GIVEN ENTRIES:
_ _ _ _ _ _ _

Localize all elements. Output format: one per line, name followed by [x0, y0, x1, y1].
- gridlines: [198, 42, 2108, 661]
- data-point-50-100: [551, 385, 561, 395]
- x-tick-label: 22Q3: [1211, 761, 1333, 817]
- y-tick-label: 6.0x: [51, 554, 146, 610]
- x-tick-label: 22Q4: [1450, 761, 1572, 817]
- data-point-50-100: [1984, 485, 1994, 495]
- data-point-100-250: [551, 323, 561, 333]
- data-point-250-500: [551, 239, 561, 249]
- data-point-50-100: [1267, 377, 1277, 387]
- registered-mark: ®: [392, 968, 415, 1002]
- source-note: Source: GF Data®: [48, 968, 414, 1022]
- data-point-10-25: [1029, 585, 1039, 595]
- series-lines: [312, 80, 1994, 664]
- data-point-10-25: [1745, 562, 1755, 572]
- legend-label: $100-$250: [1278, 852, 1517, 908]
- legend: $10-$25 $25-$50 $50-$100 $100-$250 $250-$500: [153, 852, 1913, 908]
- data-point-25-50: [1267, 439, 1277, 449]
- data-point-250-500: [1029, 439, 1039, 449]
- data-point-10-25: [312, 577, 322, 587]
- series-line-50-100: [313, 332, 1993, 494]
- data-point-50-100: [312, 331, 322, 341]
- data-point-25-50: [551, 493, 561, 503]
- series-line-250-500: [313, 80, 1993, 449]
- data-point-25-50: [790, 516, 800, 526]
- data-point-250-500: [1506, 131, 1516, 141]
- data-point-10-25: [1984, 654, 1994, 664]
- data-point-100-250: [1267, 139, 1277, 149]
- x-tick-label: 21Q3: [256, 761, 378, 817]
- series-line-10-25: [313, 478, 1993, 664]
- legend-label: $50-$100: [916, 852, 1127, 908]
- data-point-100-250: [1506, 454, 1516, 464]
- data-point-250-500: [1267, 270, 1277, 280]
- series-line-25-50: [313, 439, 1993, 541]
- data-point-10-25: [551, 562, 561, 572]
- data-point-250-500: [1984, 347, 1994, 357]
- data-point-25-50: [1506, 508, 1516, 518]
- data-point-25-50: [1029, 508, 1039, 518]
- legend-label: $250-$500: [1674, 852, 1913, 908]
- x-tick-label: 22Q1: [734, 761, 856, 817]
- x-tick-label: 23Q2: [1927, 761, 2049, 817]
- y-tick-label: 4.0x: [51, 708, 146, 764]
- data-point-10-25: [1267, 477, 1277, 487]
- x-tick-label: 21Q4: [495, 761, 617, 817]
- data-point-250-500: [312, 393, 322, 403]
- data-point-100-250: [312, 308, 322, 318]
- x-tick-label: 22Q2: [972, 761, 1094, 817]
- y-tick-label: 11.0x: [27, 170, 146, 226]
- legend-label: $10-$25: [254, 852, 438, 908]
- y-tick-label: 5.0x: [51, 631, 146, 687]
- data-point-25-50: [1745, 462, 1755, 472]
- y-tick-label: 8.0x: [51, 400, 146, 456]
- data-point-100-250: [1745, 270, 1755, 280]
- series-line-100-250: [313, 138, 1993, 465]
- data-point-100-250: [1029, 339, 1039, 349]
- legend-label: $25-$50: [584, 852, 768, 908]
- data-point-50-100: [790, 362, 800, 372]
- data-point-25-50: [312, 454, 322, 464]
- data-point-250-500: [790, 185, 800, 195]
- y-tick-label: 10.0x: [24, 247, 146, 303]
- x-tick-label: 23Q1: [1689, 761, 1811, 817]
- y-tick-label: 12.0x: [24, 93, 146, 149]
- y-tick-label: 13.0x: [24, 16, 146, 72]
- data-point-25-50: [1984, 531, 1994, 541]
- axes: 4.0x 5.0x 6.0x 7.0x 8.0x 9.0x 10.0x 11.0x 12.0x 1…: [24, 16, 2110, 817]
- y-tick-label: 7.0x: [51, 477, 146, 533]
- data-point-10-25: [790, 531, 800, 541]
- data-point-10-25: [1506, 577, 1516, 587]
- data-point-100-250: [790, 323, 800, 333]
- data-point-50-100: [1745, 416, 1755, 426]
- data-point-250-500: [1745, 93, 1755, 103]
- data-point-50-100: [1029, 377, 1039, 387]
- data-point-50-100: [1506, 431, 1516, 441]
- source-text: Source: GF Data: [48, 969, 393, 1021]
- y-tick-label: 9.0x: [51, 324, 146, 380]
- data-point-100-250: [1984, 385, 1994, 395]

_ _ _ _ _ _ _

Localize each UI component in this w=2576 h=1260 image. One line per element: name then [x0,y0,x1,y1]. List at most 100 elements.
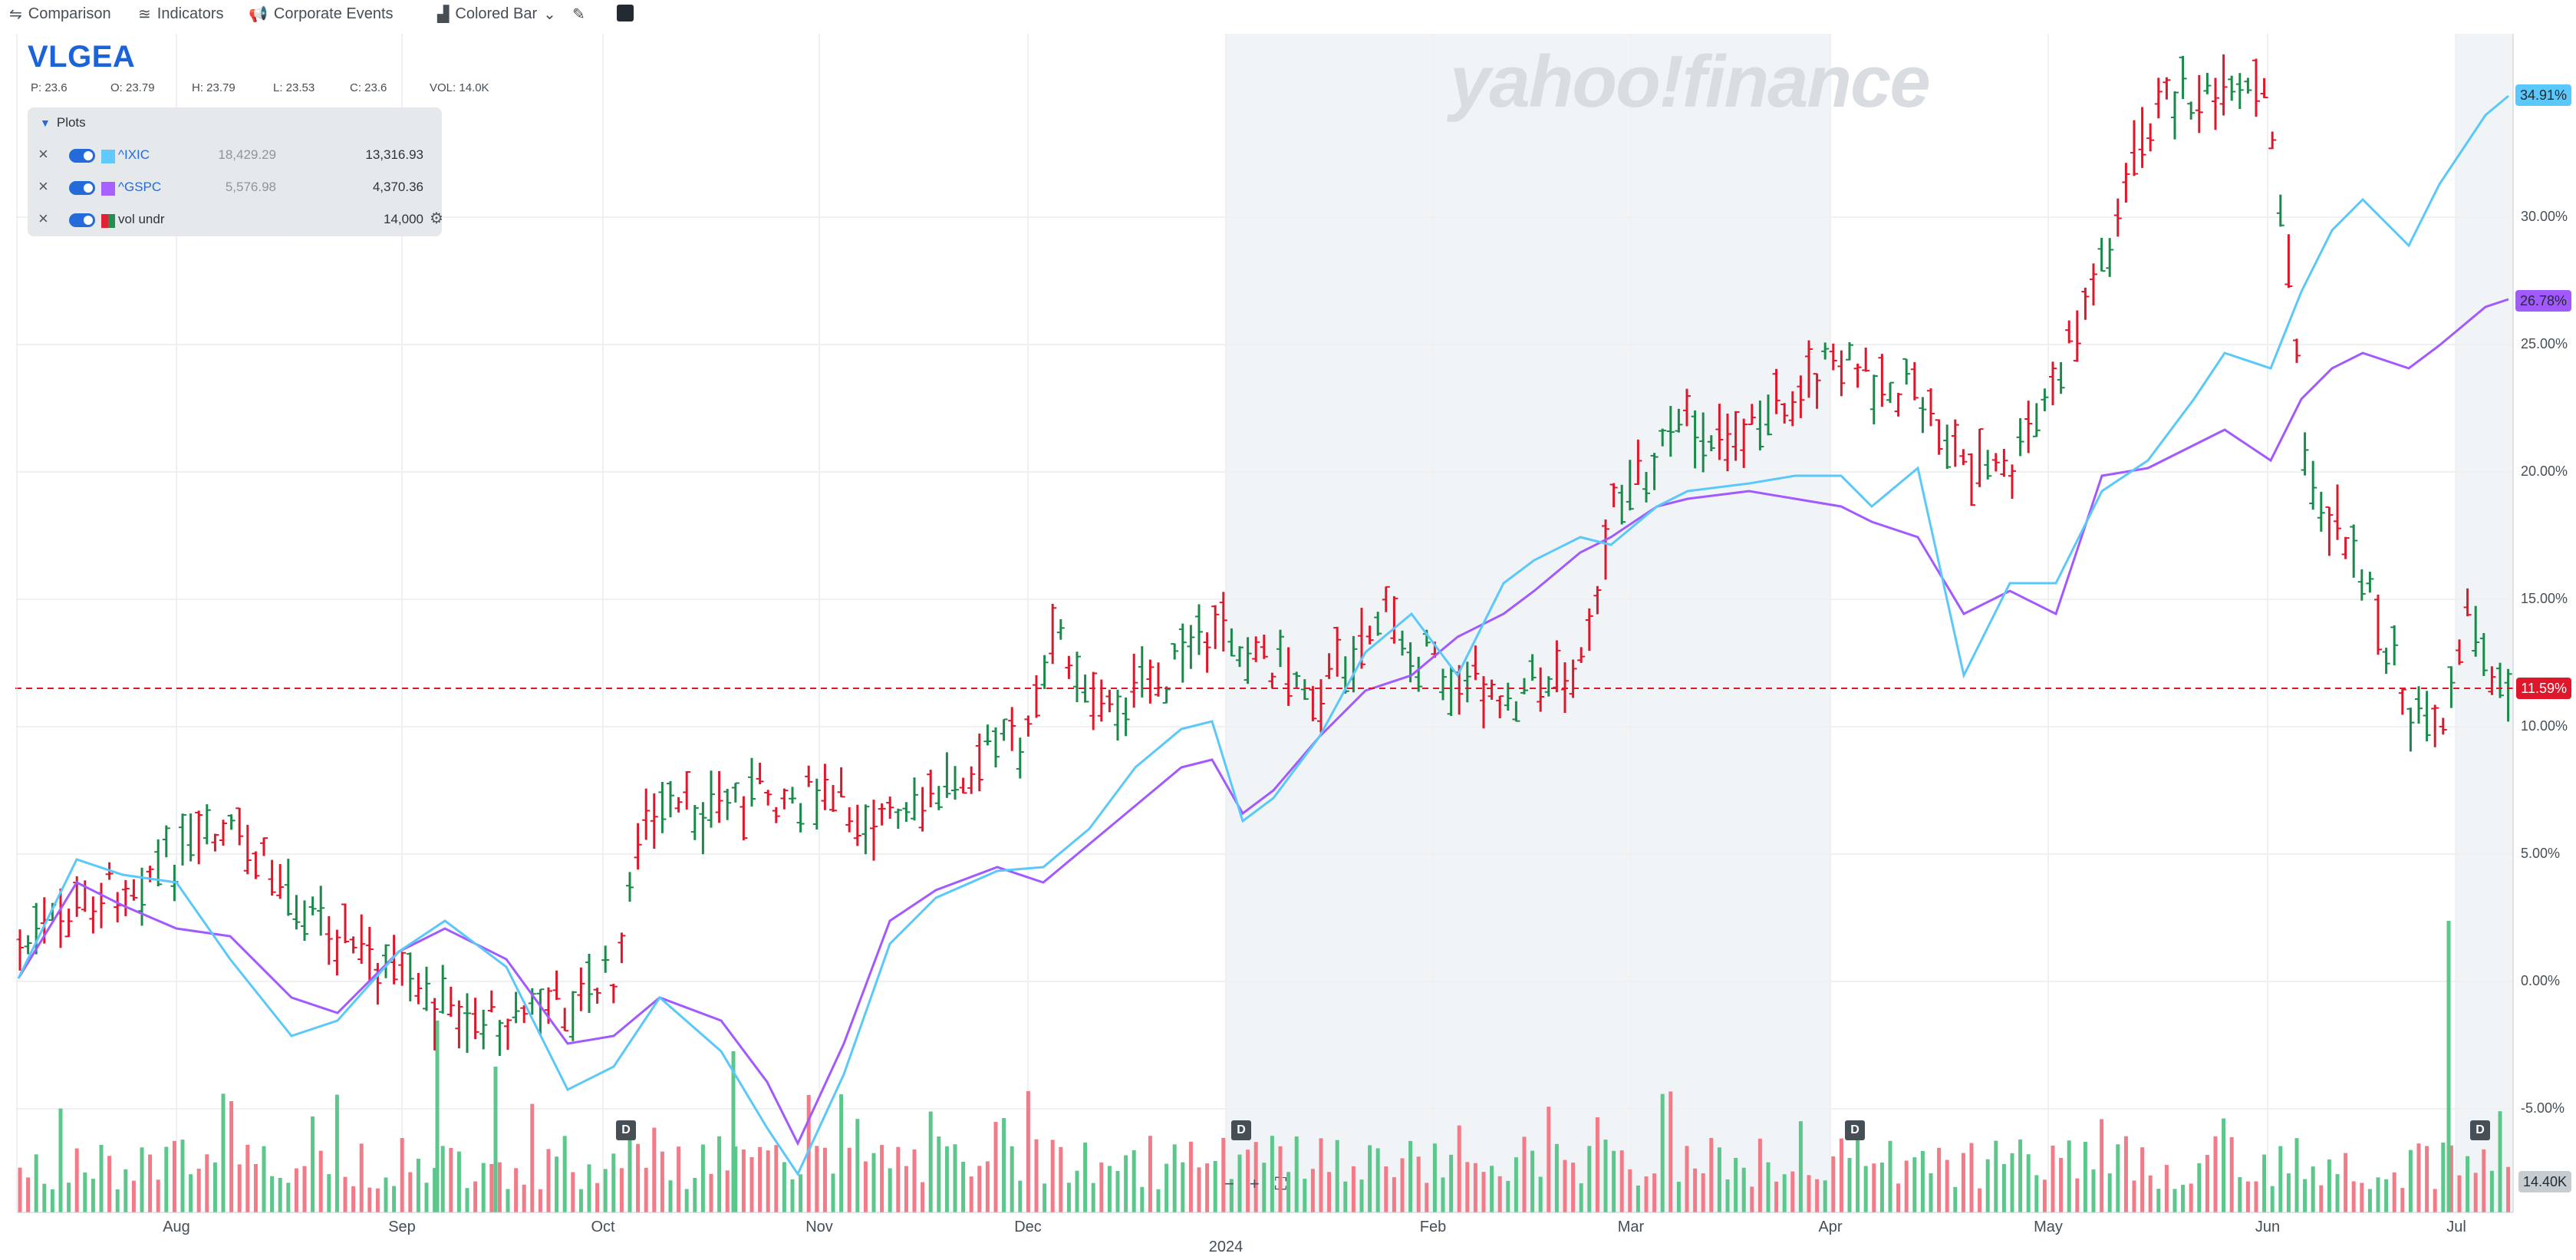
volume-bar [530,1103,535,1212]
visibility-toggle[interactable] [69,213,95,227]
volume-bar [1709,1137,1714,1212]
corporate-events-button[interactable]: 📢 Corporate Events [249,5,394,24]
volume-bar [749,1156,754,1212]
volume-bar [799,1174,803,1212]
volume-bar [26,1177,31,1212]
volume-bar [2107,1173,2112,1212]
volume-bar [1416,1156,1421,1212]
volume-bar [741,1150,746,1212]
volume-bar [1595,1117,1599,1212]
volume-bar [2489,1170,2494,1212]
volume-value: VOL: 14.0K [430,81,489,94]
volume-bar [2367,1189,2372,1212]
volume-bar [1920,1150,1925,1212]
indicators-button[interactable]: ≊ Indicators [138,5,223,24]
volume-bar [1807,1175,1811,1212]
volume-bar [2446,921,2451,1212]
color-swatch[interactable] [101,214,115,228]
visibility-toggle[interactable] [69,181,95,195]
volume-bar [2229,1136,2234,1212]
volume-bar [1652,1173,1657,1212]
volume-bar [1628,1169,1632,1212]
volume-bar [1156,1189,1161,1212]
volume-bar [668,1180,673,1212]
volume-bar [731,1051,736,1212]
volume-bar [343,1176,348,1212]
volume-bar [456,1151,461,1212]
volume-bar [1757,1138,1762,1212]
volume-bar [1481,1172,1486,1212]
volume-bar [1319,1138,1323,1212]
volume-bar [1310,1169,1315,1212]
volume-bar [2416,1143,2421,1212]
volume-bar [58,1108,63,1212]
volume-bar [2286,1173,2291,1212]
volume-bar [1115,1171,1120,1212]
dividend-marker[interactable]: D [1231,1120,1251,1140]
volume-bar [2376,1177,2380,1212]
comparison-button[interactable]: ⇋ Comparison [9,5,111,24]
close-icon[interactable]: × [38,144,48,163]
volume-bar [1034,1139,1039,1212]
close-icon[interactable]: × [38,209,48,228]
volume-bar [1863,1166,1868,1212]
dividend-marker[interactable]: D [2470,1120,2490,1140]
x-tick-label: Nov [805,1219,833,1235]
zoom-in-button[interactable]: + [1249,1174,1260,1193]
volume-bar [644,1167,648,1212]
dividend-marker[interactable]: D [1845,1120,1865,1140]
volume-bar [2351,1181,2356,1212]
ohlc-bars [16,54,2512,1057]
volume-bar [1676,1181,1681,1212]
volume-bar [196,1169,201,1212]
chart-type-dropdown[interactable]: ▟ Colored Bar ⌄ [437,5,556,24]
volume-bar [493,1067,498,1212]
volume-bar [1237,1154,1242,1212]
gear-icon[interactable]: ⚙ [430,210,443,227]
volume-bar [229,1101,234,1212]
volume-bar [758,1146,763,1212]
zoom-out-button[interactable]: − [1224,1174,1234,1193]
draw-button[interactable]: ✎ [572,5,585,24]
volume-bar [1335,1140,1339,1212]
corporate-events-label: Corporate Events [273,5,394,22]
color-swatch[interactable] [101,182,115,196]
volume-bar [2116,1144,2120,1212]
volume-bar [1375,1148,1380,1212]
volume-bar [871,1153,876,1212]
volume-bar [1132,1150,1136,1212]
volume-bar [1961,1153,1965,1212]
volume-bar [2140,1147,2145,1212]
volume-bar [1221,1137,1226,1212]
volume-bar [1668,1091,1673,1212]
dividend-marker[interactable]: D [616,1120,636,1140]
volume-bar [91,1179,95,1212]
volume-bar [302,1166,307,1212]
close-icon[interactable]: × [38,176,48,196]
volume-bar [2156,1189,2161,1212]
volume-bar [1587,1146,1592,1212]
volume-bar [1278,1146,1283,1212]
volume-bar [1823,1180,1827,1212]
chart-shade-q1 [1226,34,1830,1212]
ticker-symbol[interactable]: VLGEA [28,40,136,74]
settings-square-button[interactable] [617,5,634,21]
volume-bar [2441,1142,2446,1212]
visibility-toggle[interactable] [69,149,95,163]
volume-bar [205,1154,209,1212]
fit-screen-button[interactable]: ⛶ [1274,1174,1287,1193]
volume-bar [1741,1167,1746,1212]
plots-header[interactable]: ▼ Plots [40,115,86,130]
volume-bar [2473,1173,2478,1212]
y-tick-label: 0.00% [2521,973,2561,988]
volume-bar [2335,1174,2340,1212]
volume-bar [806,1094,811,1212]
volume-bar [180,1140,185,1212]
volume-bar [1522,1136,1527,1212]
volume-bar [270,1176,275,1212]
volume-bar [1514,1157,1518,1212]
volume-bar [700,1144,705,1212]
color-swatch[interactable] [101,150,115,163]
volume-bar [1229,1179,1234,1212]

_ _ _ _ _ _ _

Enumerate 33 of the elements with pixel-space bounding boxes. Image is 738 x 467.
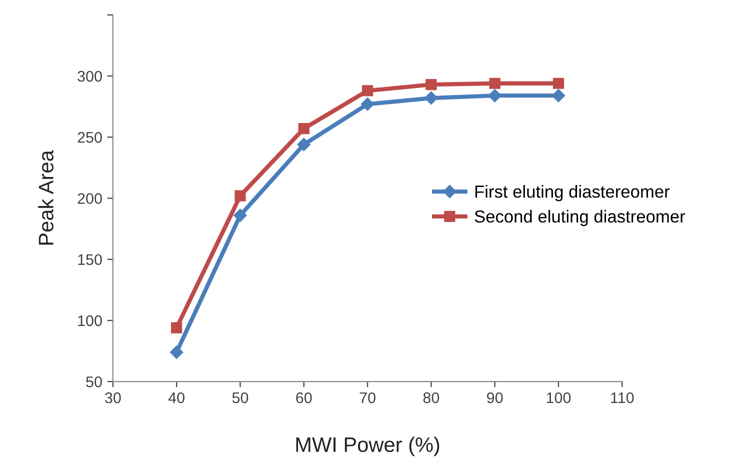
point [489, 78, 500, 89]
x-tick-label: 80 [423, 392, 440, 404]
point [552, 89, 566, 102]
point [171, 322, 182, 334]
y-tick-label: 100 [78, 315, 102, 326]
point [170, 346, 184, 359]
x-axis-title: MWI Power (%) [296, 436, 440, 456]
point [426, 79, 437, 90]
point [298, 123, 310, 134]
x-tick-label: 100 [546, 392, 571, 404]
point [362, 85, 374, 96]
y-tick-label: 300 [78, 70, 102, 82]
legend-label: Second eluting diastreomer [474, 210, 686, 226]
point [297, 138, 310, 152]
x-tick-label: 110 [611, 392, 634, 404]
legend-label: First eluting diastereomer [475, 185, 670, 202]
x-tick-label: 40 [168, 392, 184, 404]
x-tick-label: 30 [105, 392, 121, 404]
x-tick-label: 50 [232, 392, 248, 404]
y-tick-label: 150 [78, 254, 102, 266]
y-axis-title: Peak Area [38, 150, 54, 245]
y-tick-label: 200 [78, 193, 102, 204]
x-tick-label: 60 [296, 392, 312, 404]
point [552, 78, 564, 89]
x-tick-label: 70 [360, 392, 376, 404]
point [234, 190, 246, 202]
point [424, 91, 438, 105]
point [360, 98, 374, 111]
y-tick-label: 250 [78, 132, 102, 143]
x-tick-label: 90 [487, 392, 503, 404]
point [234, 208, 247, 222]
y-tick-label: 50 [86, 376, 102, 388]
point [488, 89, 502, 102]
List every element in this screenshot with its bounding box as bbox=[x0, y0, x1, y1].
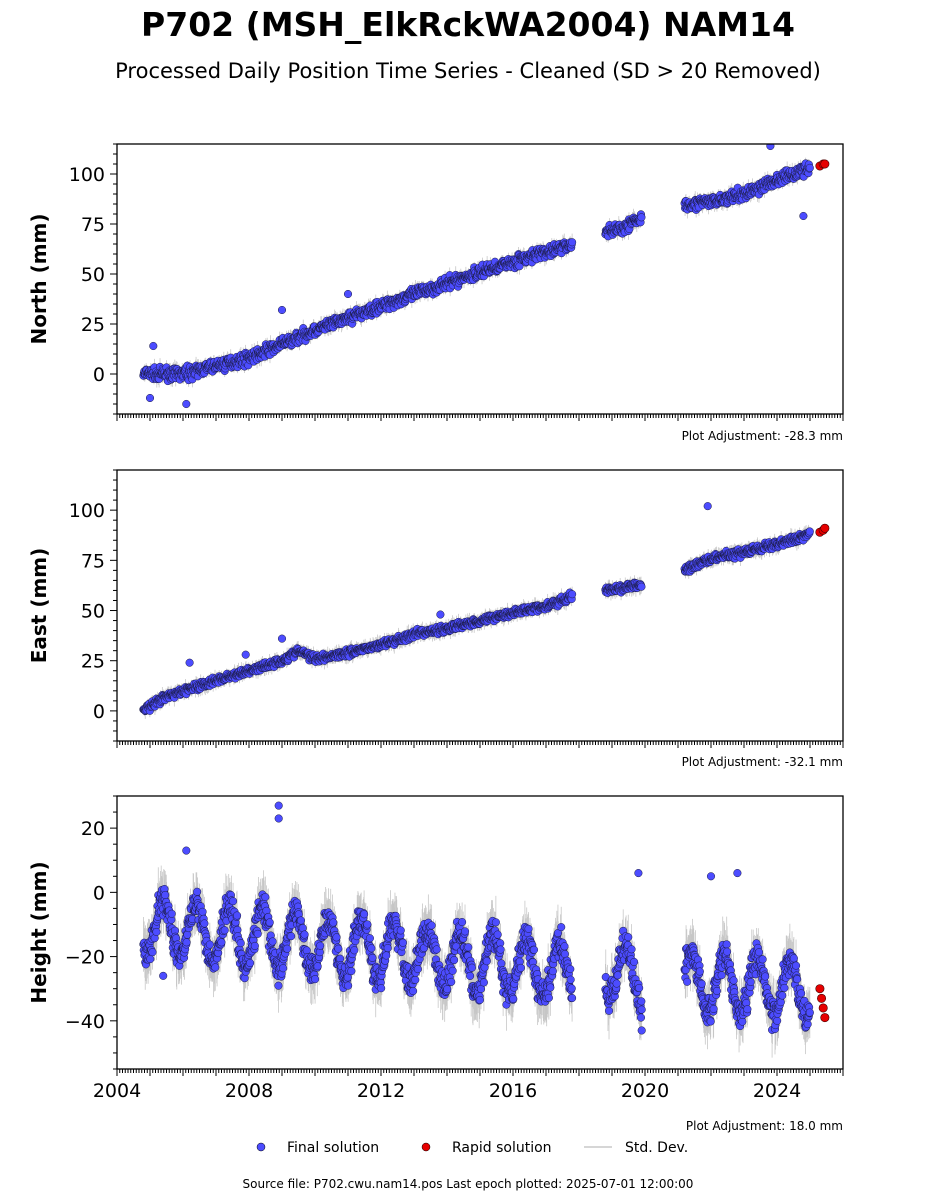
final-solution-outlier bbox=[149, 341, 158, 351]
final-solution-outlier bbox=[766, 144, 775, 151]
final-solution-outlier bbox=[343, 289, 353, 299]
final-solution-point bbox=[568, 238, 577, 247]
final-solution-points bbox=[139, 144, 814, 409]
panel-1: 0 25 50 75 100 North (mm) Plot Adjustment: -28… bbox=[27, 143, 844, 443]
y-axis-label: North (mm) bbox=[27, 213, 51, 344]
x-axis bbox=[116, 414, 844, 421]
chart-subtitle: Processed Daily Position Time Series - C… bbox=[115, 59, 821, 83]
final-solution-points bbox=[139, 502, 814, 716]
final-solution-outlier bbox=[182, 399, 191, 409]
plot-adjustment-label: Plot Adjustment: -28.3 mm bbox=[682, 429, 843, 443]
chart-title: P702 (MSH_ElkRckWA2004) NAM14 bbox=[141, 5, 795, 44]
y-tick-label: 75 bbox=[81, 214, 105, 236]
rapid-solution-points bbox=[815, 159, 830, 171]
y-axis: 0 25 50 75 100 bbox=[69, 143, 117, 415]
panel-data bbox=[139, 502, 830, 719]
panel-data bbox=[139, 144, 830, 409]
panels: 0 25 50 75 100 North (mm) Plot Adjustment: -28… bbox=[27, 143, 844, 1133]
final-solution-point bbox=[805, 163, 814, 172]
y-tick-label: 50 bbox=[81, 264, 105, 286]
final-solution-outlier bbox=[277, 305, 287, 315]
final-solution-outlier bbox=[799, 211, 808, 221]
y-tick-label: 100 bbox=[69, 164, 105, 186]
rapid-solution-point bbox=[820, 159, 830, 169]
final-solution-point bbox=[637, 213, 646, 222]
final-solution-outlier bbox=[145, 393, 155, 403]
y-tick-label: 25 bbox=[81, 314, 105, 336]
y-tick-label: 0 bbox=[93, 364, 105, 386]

_ _ _ _ _ _ _

INSTRUCTION: Return every line above that contains the word "zoom", copying each one in full.

REPLY:
zoom-in-button[interactable]: + [1249,1174,1260,1193]
zoom-out-button[interactable]: − [1224,1174,1234,1193]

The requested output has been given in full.